**RECORDS FOR THE TASK**
########

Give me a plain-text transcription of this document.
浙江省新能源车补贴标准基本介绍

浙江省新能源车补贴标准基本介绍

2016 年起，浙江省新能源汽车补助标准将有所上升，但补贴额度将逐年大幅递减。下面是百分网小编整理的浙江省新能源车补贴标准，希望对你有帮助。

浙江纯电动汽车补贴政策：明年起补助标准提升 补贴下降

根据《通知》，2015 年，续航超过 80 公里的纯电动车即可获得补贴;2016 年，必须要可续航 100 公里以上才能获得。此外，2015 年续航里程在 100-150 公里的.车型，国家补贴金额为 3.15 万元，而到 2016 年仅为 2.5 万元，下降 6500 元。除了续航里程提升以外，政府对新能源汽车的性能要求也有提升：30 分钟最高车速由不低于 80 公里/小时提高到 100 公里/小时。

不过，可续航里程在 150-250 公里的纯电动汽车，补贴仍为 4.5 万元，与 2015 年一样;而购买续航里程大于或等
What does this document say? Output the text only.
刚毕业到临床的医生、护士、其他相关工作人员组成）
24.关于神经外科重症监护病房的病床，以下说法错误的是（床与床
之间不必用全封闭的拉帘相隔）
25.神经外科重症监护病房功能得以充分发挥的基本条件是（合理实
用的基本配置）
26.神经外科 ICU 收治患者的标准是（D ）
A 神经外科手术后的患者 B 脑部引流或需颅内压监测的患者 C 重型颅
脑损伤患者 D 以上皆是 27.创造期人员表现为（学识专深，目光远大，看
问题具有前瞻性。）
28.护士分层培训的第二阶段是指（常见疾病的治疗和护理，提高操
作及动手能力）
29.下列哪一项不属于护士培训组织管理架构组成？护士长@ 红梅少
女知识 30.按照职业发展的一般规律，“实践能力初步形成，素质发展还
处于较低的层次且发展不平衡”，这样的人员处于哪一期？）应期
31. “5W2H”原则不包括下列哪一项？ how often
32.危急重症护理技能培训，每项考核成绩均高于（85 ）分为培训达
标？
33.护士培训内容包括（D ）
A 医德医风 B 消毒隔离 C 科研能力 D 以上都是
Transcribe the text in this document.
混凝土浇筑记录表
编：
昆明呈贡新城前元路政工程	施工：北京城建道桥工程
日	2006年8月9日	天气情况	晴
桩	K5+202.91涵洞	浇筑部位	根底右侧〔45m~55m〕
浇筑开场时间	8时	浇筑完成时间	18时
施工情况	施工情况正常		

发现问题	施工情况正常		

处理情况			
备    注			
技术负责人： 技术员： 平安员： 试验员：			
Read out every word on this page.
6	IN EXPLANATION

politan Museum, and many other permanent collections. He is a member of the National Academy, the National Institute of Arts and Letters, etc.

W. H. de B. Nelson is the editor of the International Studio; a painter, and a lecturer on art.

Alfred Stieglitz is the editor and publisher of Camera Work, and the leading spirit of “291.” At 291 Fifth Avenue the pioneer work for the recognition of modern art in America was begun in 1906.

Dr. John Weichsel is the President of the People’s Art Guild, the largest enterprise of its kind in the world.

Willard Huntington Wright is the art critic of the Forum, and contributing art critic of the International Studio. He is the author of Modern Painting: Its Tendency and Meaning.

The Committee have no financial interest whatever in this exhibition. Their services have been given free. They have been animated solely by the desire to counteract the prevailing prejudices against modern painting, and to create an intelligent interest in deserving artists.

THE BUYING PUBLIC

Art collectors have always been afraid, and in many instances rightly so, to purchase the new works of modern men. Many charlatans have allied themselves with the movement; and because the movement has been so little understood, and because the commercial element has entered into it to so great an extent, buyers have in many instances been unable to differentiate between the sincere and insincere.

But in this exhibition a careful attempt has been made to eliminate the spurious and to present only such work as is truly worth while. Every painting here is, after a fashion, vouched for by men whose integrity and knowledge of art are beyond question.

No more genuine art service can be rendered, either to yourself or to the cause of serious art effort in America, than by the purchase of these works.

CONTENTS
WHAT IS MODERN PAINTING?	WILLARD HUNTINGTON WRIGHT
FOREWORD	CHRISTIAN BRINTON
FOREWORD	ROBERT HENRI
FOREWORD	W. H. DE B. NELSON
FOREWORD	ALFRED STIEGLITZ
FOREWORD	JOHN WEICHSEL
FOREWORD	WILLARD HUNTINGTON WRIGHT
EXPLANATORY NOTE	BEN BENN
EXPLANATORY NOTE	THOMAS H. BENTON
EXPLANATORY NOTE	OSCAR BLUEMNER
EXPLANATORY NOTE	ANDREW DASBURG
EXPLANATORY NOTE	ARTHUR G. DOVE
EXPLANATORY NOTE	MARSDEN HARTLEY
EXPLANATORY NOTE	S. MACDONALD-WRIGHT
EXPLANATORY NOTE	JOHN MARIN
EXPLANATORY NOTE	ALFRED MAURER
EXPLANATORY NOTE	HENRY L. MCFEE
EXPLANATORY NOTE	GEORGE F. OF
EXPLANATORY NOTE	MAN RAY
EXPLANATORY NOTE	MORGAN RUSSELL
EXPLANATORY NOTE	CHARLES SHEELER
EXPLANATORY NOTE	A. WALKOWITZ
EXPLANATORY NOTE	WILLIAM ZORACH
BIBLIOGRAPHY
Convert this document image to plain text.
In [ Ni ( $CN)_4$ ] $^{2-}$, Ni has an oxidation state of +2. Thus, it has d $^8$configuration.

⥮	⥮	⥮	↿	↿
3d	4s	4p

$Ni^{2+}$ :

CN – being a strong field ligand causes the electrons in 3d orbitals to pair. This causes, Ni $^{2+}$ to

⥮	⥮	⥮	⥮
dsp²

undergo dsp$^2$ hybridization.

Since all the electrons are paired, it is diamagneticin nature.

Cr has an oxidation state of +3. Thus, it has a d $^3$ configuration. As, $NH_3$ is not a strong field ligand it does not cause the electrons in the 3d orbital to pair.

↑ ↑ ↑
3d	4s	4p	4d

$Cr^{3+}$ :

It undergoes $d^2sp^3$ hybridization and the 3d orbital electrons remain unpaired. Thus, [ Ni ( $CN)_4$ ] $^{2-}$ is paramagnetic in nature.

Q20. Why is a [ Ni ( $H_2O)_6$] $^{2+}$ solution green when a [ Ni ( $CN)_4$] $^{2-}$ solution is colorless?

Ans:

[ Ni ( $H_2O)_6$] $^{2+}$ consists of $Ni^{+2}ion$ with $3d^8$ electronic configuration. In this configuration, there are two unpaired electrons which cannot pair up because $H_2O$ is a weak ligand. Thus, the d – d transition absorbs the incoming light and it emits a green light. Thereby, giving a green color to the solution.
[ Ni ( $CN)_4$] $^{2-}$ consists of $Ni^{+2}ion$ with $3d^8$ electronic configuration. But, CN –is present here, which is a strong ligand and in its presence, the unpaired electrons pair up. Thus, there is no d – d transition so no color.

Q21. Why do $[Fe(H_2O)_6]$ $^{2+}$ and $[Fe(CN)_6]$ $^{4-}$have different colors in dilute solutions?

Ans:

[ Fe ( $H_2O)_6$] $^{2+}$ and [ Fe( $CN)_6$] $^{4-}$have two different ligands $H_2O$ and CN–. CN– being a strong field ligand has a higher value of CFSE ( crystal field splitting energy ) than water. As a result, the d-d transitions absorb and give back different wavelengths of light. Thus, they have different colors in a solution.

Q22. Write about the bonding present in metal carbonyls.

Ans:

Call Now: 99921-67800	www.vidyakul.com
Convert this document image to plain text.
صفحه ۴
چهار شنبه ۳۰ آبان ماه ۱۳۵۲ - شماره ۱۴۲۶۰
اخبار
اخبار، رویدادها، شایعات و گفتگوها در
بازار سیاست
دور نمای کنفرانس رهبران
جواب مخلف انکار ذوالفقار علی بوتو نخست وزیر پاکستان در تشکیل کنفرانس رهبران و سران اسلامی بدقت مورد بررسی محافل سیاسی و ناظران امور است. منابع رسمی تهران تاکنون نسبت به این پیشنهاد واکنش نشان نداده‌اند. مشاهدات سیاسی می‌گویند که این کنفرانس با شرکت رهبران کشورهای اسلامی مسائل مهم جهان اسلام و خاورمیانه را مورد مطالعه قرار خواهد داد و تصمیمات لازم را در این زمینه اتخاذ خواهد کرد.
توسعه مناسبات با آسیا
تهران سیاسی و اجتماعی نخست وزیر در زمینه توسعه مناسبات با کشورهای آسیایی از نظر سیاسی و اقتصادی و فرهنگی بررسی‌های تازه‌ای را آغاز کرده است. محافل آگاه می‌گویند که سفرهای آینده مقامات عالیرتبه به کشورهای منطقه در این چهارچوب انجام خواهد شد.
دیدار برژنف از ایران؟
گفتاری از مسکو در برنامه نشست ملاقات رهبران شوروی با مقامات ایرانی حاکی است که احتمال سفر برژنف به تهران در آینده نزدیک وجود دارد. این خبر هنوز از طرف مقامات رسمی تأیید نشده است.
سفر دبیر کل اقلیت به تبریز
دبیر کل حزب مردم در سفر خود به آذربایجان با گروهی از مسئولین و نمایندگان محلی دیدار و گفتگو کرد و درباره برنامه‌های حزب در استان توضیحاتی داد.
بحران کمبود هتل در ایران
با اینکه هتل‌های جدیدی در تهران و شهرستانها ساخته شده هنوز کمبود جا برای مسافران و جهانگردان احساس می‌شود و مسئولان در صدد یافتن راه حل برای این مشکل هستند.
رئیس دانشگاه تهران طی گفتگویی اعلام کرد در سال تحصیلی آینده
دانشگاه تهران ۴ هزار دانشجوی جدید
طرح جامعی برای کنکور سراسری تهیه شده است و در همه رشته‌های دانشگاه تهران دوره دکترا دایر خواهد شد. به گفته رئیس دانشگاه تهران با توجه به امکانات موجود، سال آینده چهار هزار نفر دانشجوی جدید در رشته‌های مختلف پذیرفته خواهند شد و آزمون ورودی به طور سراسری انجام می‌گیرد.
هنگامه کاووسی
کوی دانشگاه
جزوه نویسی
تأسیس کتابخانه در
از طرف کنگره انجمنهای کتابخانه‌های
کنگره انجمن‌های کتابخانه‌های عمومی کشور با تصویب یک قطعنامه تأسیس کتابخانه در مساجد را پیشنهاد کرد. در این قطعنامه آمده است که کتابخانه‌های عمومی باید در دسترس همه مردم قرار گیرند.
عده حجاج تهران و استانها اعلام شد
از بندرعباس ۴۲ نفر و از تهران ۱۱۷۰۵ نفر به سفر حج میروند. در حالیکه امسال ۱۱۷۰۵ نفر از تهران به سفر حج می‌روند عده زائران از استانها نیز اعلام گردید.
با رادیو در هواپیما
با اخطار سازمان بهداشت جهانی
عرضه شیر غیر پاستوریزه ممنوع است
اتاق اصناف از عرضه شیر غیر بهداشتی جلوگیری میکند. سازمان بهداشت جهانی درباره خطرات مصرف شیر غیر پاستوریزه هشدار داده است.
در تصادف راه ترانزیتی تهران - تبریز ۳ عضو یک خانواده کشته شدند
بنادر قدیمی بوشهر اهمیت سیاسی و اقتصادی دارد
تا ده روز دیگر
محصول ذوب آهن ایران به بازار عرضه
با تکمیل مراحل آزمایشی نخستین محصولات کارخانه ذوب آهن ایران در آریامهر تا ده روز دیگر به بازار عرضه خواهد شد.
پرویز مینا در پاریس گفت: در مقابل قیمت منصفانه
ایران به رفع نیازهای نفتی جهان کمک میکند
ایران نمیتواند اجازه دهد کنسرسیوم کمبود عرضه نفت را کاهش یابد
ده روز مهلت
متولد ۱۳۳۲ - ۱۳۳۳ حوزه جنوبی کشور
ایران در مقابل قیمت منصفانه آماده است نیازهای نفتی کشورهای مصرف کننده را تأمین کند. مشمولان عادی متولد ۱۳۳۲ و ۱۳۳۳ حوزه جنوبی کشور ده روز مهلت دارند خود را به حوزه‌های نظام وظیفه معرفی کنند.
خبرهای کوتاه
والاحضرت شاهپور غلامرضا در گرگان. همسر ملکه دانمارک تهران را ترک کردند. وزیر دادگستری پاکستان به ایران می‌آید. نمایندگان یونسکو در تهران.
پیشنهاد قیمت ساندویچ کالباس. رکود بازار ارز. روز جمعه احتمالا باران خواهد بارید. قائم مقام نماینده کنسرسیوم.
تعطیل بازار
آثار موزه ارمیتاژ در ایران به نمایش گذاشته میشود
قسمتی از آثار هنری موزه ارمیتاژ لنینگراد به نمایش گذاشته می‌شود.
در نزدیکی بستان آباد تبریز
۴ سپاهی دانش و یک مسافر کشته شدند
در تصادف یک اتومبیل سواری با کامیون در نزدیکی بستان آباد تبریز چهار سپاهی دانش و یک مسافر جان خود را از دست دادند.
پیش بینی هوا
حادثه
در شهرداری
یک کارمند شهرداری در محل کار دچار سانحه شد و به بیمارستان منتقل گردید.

########

**PROBLEM REQUIREMENTS**
All lines that include "شدند" are to be gathered and copied.

**EXERCISE SOLUTION**
در تصادف راه ترانزیتی تهران - تبریز ۳ عضو یک خانواده کشته شدند
۴ سپاهی دانش و یک مسافر کشته شدند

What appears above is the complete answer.